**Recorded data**
start

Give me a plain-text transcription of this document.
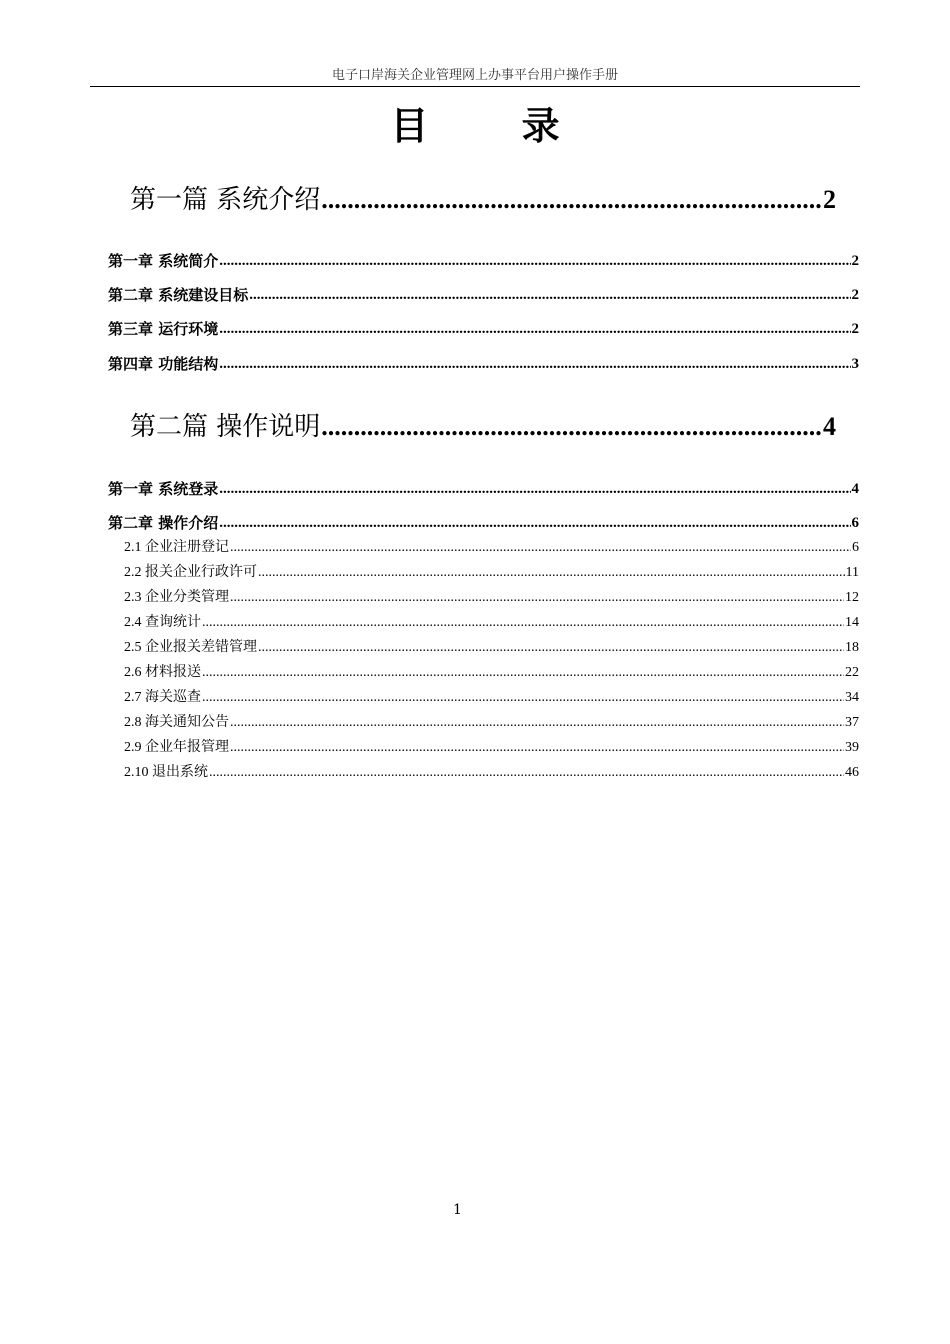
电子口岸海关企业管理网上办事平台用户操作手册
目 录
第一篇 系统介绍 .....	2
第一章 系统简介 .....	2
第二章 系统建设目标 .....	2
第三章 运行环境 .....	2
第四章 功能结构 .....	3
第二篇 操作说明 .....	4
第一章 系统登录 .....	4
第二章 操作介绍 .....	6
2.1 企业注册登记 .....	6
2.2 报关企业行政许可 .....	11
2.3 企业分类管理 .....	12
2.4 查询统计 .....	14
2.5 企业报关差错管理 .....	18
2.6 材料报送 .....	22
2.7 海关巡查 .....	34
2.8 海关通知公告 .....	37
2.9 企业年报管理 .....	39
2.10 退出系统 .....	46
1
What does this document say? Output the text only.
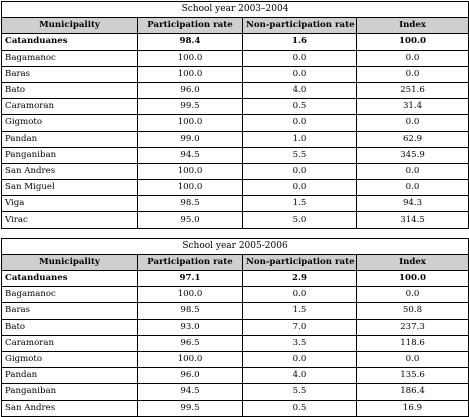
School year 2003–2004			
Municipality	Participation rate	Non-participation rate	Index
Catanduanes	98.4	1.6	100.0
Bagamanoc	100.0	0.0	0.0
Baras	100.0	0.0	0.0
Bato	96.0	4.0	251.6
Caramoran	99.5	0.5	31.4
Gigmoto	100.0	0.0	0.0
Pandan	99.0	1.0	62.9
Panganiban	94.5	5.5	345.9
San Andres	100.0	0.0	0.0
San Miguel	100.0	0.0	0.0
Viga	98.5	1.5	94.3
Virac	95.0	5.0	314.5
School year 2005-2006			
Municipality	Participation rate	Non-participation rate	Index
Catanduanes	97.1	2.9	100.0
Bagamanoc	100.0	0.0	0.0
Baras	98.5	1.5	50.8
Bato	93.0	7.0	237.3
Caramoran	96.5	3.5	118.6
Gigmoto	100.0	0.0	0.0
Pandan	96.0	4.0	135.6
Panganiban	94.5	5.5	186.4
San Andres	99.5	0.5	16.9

end

**TASK TO COMPLETE**
Quote the records in their entirety, keeping the wording exact and excluding pictures.

**RESPONSE TO THIS EXERCISE**
Give me a plain-text transcription of this document.
电子口岸海关企业管理网上办事平台用户操作手册
目 录
第一篇 系统介绍 .....	2
第一章 系统简介 .....	2
第二章 系统建设目标 .....	2
第三章 运行环境 .....	2
第四章 功能结构 .....	3
第二篇 操作说明 .....	4
第一章 系统登录 .....	4
第二章 操作介绍 .....	6
2.1 企业注册登记 .....	6
2.2 报关企业行政许可 .....	11
2.3 企业分类管理 .....	12
2.4 查询统计 .....	14
2.5 企业报关差错管理 .....	18
2.6 材料报送 .....	22
2.7 海关巡查 .....	34
2.8 海关通知公告 .....	37
2.9 企业年报管理 .....	39
2.10 退出系统 .....	46
1
What does this document say? Output the text only.
School year 2003–2004			
Municipality	Participation rate	Non-participation rate	Index
Catanduanes	98.4	1.6	100.0
Bagamanoc	100.0	0.0	0.0
Baras	100.0	0.0	0.0
Bato	96.0	4.0	251.6
Caramoran	99.5	0.5	31.4
Gigmoto	100.0	0.0	0.0
Pandan	99.0	1.0	62.9
Panganiban	94.5	5.5	345.9
San Andres	100.0	0.0	0.0
San Miguel	100.0	0.0	0.0
Viga	98.5	1.5	94.3
Virac	95.0	5.0	314.5
School year 2005-2006			
Municipality	Participation rate	Non-participation rate	Index
Catanduanes	97.1	2.9	100.0
Bagamanoc	100.0	0.0	0.0
Baras	98.5	1.5	50.8
Bato	93.0	7.0	237.3
Caramoran	96.5	3.5	118.6
Gigmoto	100.0	0.0	0.0
Pandan	96.0	4.0	135.6
Panganiban	94.5	5.5	186.4
San Andres	99.5	0.5	16.9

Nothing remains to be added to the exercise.